§ **Goal**
The data below should be restated word for word, with every picture omitted.

§ **Provided data**
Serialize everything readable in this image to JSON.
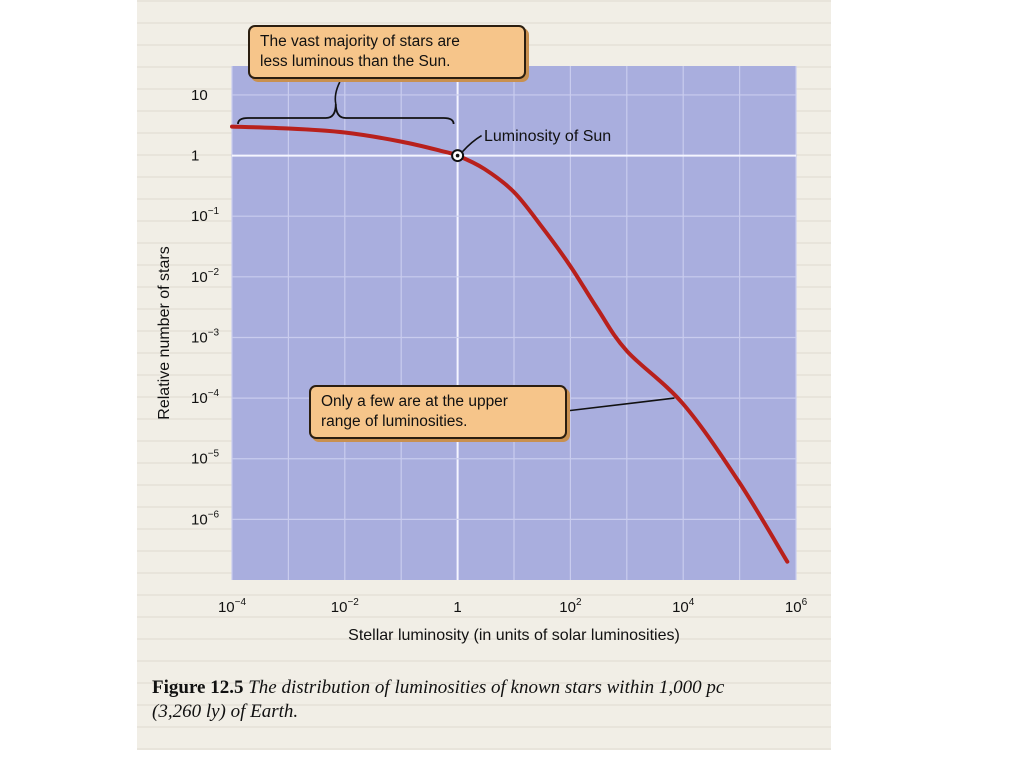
{
  "chart_data": {
    "type": "line",
    "title": "",
    "xlabel": "Stellar luminosity (in units of solar luminosities)",
    "ylabel": "Relative number of stars",
    "x_scale": "log",
    "y_scale": "log",
    "xlim": [
      0.0001,
      1000000
    ],
    "ylim": [
      1e-07,
      30
    ],
    "grid": true,
    "x_ticks": [
      {
        "value": 0.0001,
        "base": "10",
        "exp": "−4"
      },
      {
        "value": 0.01,
        "base": "10",
        "exp": "−2"
      },
      {
        "value": 1,
        "base": "1",
        "exp": ""
      },
      {
        "value": 100,
        "base": "10",
        "exp": "2"
      },
      {
        "value": 10000,
        "base": "10",
        "exp": "4"
      },
      {
        "value": 1000000,
        "base": "10",
        "exp": "6"
      }
    ],
    "y_ticks": [
      {
        "value": 10,
        "base": "10",
        "exp": ""
      },
      {
        "value": 1,
        "base": "1",
        "exp": ""
      },
      {
        "value": 0.1,
        "base": "10",
        "exp": "−1"
      },
      {
        "value": 0.01,
        "base": "10",
        "exp": "−2"
      },
      {
        "value": 0.001,
        "base": "10",
        "exp": "−3"
      },
      {
        "value": 0.0001,
        "base": "10",
        "exp": "−4"
      },
      {
        "value": 1e-05,
        "base": "10",
        "exp": "−5"
      },
      {
        "value": 1e-06,
        "base": "10",
        "exp": "−6"
      }
    ],
    "series": [
      {
        "color": "#b8201c",
        "x": [
          0.0001,
          0.001,
          0.01,
          0.1,
          0.5,
          1,
          3,
          10,
          30,
          100,
          300,
          1000,
          10000,
          100000,
          700000
        ],
        "y": [
          3.0,
          2.8,
          2.4,
          1.7,
          1.2,
          1.0,
          0.6,
          0.25,
          0.07,
          0.015,
          0.003,
          0.0006,
          8e-05,
          4e-06,
          2e-07
        ]
      }
    ],
    "annotations": {
      "sun_point": {
        "x": 1,
        "y": 1,
        "label": "Luminosity of Sun"
      },
      "majority_box": {
        "lines": [
          "The vast majority of stars are",
          "less luminous than the Sun."
        ],
        "bracket_range": [
          0.0001,
          1
        ]
      },
      "upper_box": {
        "lines": [
          "Only a few are at the upper",
          "range of luminosities."
        ],
        "pointer_x": 7000,
        "pointer_y": 0.0001
      }
    }
  },
  "caption": {
    "number": "Figure 12.5",
    "text": "The distribution of luminosities of known stars within 1,000 pc (3,260 ly) of Earth."
  },
  "colors": {
    "plot_background": "#a9aede",
    "grid": "#c9ccee",
    "curve": "#b8201c",
    "callout_fill": "#f6c58a",
    "page": "#f1eee6"
  }
}
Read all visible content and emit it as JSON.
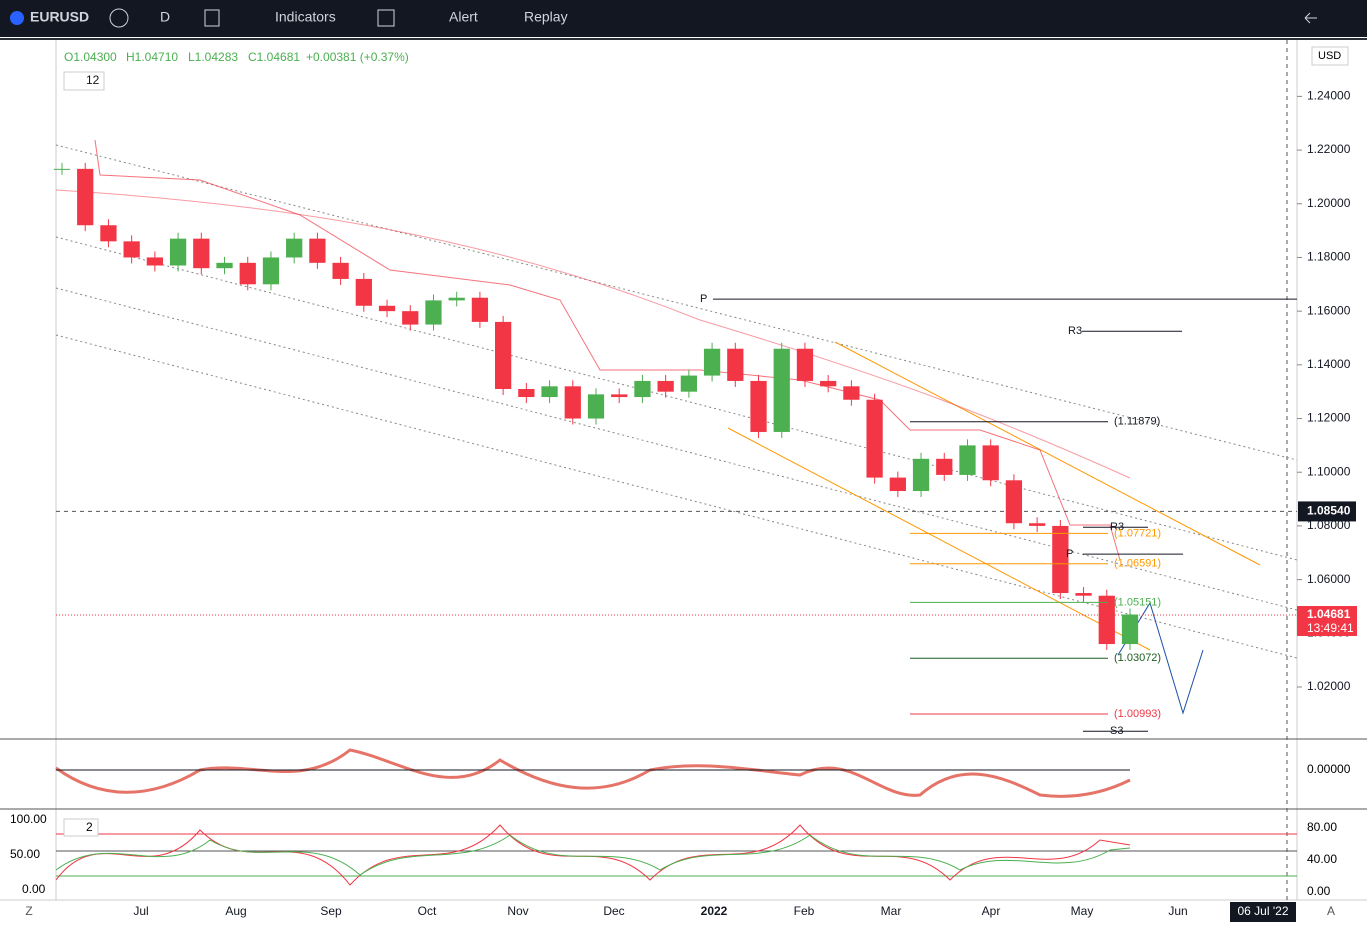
{
  "toolbar": {
    "symbol": "EURUSD",
    "interval": "D",
    "indicators": "Indicators",
    "alert": "Alert",
    "replay": "Replay"
  },
  "legend": {
    "open": "O1.04300",
    "high": "H1.04710",
    "low": "L1.04283",
    "close": "C1.04681",
    "change": "+0.00381 (+0.37%)",
    "indicator_count": "12"
  },
  "currency": "USD",
  "price_axis": {
    "ylim": [
      1.001,
      1.261
    ],
    "ticks": [
      {
        "value": 1.24,
        "label": "1.24000"
      },
      {
        "value": 1.22,
        "label": "1.22000"
      },
      {
        "value": 1.2,
        "label": "1.20000"
      },
      {
        "value": 1.18,
        "label": "1.18000"
      },
      {
        "value": 1.16,
        "label": "1.16000"
      },
      {
        "value": 1.14,
        "label": "1.14000"
      },
      {
        "value": 1.12,
        "label": "1.12000"
      },
      {
        "value": 1.1,
        "label": "1.10000"
      },
      {
        "value": 1.08,
        "label": "1.08000"
      },
      {
        "value": 1.06,
        "label": "1.06000"
      },
      {
        "value": 1.04,
        "label": "1.04000"
      },
      {
        "value": 1.02,
        "label": "1.02000"
      }
    ],
    "crosshair": {
      "value": 1.0854,
      "label": "1.08540"
    },
    "last_price": {
      "value": 1.04681,
      "label": "1.04681",
      "countdown": "13:49:41"
    }
  },
  "time_axis": {
    "labels": [
      "Jul",
      "Aug",
      "Sep",
      "Oct",
      "Nov",
      "Dec",
      "2022",
      "Feb",
      "Mar",
      "Apr",
      "May",
      "Jun"
    ],
    "cursor_date": "06 Jul '22",
    "left_button": "Z",
    "right_button": "A"
  },
  "candles": {
    "up_color": "#4caf50",
    "down_color": "#f23645",
    "closes": [
      1.213,
      1.192,
      1.186,
      1.18,
      1.177,
      1.187,
      1.176,
      1.178,
      1.17,
      1.18,
      1.187,
      1.178,
      1.172,
      1.162,
      1.16,
      1.155,
      1.164,
      1.165,
      1.156,
      1.131,
      1.128,
      1.132,
      1.12,
      1.129,
      1.128,
      1.134,
      1.13,
      1.136,
      1.146,
      1.134,
      1.115,
      1.146,
      1.134,
      1.132,
      1.127,
      1.098,
      1.093,
      1.105,
      1.099,
      1.11,
      1.097,
      1.081,
      1.08,
      1.055,
      1.054,
      1.036,
      1.047
    ]
  },
  "levels": [
    {
      "value": 1.1645,
      "label": "P",
      "color": "#131722"
    },
    {
      "value": 1.1525,
      "label": "R3",
      "color": "#131722"
    },
    {
      "value": 1.11879,
      "label": "(1.11879)",
      "color": "#131722"
    },
    {
      "value": 1.0795,
      "label": "R3",
      "color": "#131722"
    },
    {
      "value": 1.07721,
      "label": "(1.07721)",
      "color": "#ff9800"
    },
    {
      "value": 1.0695,
      "label": "P",
      "color": "#131722"
    },
    {
      "value": 1.06591,
      "label": "(1.06591)",
      "color": "#ff9800"
    },
    {
      "value": 1.05151,
      "label": "(1.05151)",
      "color": "#4caf50"
    },
    {
      "value": 1.03072,
      "label": "(1.03072)",
      "color": "#1b5e20"
    },
    {
      "value": 1.00993,
      "label": "(1.00993)",
      "color": "#f23645"
    },
    {
      "value": 1.0035,
      "label": "S3",
      "color": "#131722"
    }
  ],
  "panes": {
    "macd_zero": "0.00000",
    "stoch_left": [
      "100.00",
      "50.00",
      "0.00"
    ],
    "stoch_right": [
      "80.00",
      "40.00",
      "0.00"
    ],
    "stoch_count": "2"
  }
}
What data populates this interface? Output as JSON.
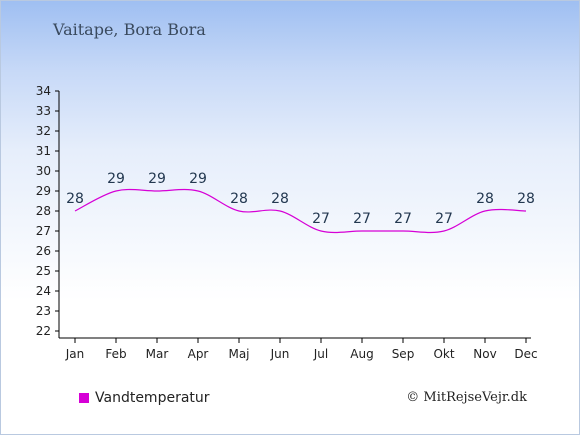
{
  "location": "Vaitape, Bora Bora",
  "copyright": "© MitRejseVejr.dk",
  "colors": {
    "series": "#d600d6",
    "legend_marker": "#d600d6"
  },
  "chart_data": {
    "type": "line",
    "categories": [
      "Jan",
      "Feb",
      "Mar",
      "Apr",
      "Maj",
      "Jun",
      "Jul",
      "Aug",
      "Sep",
      "Okt",
      "Nov",
      "Dec"
    ],
    "series": [
      {
        "name": "Vandtemperatur",
        "values": [
          28,
          29,
          29,
          29,
          28,
          28,
          27,
          27,
          27,
          27,
          28,
          28
        ]
      }
    ],
    "data_labels": [
      "28",
      "29",
      "29",
      "29",
      "28",
      "28",
      "27",
      "27",
      "27",
      "27",
      "28",
      "28"
    ],
    "y_ticks": [
      "22",
      "23",
      "24",
      "25",
      "26",
      "27",
      "28",
      "29",
      "30",
      "31",
      "32",
      "33",
      "34"
    ],
    "ylim": [
      22,
      34
    ],
    "grid": false,
    "legend_position": "bottom-left"
  }
}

§ **Reply to the exercise**
Serialize everything readable in this image to JSON.
{
  "chart_data": {
    "type": "line",
    "title": "",
    "xlabel": "Stellar luminosity (in units of solar luminosities)",
    "ylabel": "Relative number of stars",
    "x_scale": "log",
    "y_scale": "log",
    "xlim": [
      0.0001,
      1000000
    ],
    "ylim": [
      1e-07,
      30
    ],
    "grid": true,
    "x_ticks": [
      {
        "value": 0.0001,
        "base": "10",
        "exp": "−4"
      },
      {
        "value": 0.01,
        "base": "10",
        "exp": "−2"
      },
      {
        "value": 1,
        "base": "1",
        "exp": ""
      },
      {
        "value": 100,
        "base": "10",
        "exp": "2"
      },
      {
        "value": 10000,
        "base": "10",
        "exp": "4"
      },
      {
        "value": 1000000,
        "base": "10",
        "exp": "6"
      }
    ],
    "y_ticks": [
      {
        "value": 10,
        "base": "10",
        "exp": ""
      },
      {
        "value": 1,
        "base": "1",
        "exp": ""
      },
      {
        "value": 0.1,
        "base": "10",
        "exp": "−1"
      },
      {
        "value": 0.01,
        "base": "10",
        "exp": "−2"
      },
      {
        "value": 0.001,
        "base": "10",
        "exp": "−3"
      },
      {
        "value": 0.0001,
        "base": "10",
        "exp": "−4"
      },
      {
        "value": 1e-05,
        "base": "10",
        "exp": "−5"
      },
      {
        "value": 1e-06,
        "base": "10",
        "exp": "−6"
      }
    ],
    "series": [
      {
        "color": "#b8201c",
        "x": [
          0.0001,
          0.001,
          0.01,
          0.1,
          0.5,
          1,
          3,
          10,
          30,
          100,
          300,
          1000,
          10000,
          100000,
          700000
        ],
        "y": [
          3.0,
          2.8,
          2.4,
          1.7,
          1.2,
          1.0,
          0.6,
          0.25,
          0.07,
          0.015,
          0.003,
          0.0006,
          8e-05,
          4e-06,
          2e-07
        ]
      }
    ],
    "annotations": {
      "sun_point": {
        "x": 1,
        "y": 1,
        "label": "Luminosity of Sun"
      },
      "majority_box": {
        "lines": [
          "The vast majority of stars are",
          "less luminous than the Sun."
        ],
        "bracket_range": [
          0.0001,
          1
        ]
      },
      "upper_box": {
        "lines": [
          "Only a few are at the upper",
          "range of luminosities."
        ],
        "pointer_x": 7000,
        "pointer_y": 0.0001
      }
    }
  },
  "caption": {
    "number": "Figure 12.5",
    "text": "The distribution of luminosities of known stars within 1,000 pc (3,260 ly) of Earth."
  },
  "colors": {
    "plot_background": "#a9aede",
    "grid": "#c9ccee",
    "curve": "#b8201c",
    "callout_fill": "#f6c58a",
    "page": "#f1eee6"
  }
}
Read all visible content and emit it as JSON.
{
  "toolbar": {
    "symbol": "EURUSD",
    "interval": "D",
    "indicators": "Indicators",
    "alert": "Alert",
    "replay": "Replay"
  },
  "legend": {
    "open": "O1.04300",
    "high": "H1.04710",
    "low": "L1.04283",
    "close": "C1.04681",
    "change": "+0.00381 (+0.37%)",
    "indicator_count": "12"
  },
  "currency": "USD",
  "price_axis": {
    "ylim": [
      1.001,
      1.261
    ],
    "ticks": [
      {
        "value": 1.24,
        "label": "1.24000"
      },
      {
        "value": 1.22,
        "label": "1.22000"
      },
      {
        "value": 1.2,
        "label": "1.20000"
      },
      {
        "value": 1.18,
        "label": "1.18000"
      },
      {
        "value": 1.16,
        "label": "1.16000"
      },
      {
        "value": 1.14,
        "label": "1.14000"
      },
      {
        "value": 1.12,
        "label": "1.12000"
      },
      {
        "value": 1.1,
        "label": "1.10000"
      },
      {
        "value": 1.08,
        "label": "1.08000"
      },
      {
        "value": 1.06,
        "label": "1.06000"
      },
      {
        "value": 1.04,
        "label": "1.04000"
      },
      {
        "value": 1.02,
        "label": "1.02000"
      }
    ],
    "crosshair": {
      "value": 1.0854,
      "label": "1.08540"
    },
    "last_price": {
      "value": 1.04681,
      "label": "1.04681",
      "countdown": "13:49:41"
    }
  },
  "time_axis": {
    "labels": [
      "Jul",
      "Aug",
      "Sep",
      "Oct",
      "Nov",
      "Dec",
      "2022",
      "Feb",
      "Mar",
      "Apr",
      "May",
      "Jun"
    ],
    "cursor_date": "06 Jul '22",
    "left_button": "Z",
    "right_button": "A"
  },
  "candles": {
    "up_color": "#4caf50",
    "down_color": "#f23645",
    "closes": [
      1.213,
      1.192,
      1.186,
      1.18,
      1.177,
      1.187,
      1.176,
      1.178,
      1.17,
      1.18,
      1.187,
      1.178,
      1.172,
      1.162,
      1.16,
      1.155,
      1.164,
      1.165,
      1.156,
      1.131,
      1.128,
      1.132,
      1.12,
      1.129,
      1.128,
      1.134,
      1.13,
      1.136,
      1.146,
      1.134,
      1.115,
      1.146,
      1.134,
      1.132,
      1.127,
      1.098,
      1.093,
      1.105,
      1.099,
      1.11,
      1.097,
      1.081,
      1.08,
      1.055,
      1.054,
      1.036,
      1.047
    ]
  },
  "levels": [
    {
      "value": 1.1645,
      "label": "P",
      "color": "#131722"
    },
    {
      "value": 1.1525,
      "label": "R3",
      "color": "#131722"
    },
    {
      "value": 1.11879,
      "label": "(1.11879)",
      "color": "#131722"
    },
    {
      "value": 1.0795,
      "label": "R3",
      "color": "#131722"
    },
    {
      "value": 1.07721,
      "label": "(1.07721)",
      "color": "#ff9800"
    },
    {
      "value": 1.0695,
      "label": "P",
      "color": "#131722"
    },
    {
      "value": 1.06591,
      "label": "(1.06591)",
      "color": "#ff9800"
    },
    {
      "value": 1.05151,
      "label": "(1.05151)",
      "color": "#4caf50"
    },
    {
      "value": 1.03072,
      "label": "(1.03072)",
      "color": "#1b5e20"
    },
    {
      "value": 1.00993,
      "label": "(1.00993)",
      "color": "#f23645"
    },
    {
      "value": 1.0035,
      "label": "S3",
      "color": "#131722"
    }
  ],
  "panes": {
    "macd_zero": "0.00000",
    "stoch_left": [
      "100.00",
      "50.00",
      "0.00"
    ],
    "stoch_right": [
      "80.00",
      "40.00",
      "0.00"
    ],
    "stoch_count": "2"
  }
}
What data populates this interface? Output as JSON.
{
  "location": "Vaitape, Bora Bora",
  "copyright": "© MitRejseVejr.dk",
  "colors": {
    "series": "#d600d6",
    "legend_marker": "#d600d6"
  },
  "chart_data": {
    "type": "line",
    "categories": [
      "Jan",
      "Feb",
      "Mar",
      "Apr",
      "Maj",
      "Jun",
      "Jul",
      "Aug",
      "Sep",
      "Okt",
      "Nov",
      "Dec"
    ],
    "series": [
      {
        "name": "Vandtemperatur",
        "values": [
          28,
          29,
          29,
          29,
          28,
          28,
          27,
          27,
          27,
          27,
          28,
          28
        ]
      }
    ],
    "data_labels": [
      "28",
      "29",
      "29",
      "29",
      "28",
      "28",
      "27",
      "27",
      "27",
      "27",
      "28",
      "28"
    ],
    "y_ticks": [
      "22",
      "23",
      "24",
      "25",
      "26",
      "27",
      "28",
      "29",
      "30",
      "31",
      "32",
      "33",
      "34"
    ],
    "ylim": [
      22,
      34
    ],
    "grid": false,
    "legend_position": "bottom-left"
  }
}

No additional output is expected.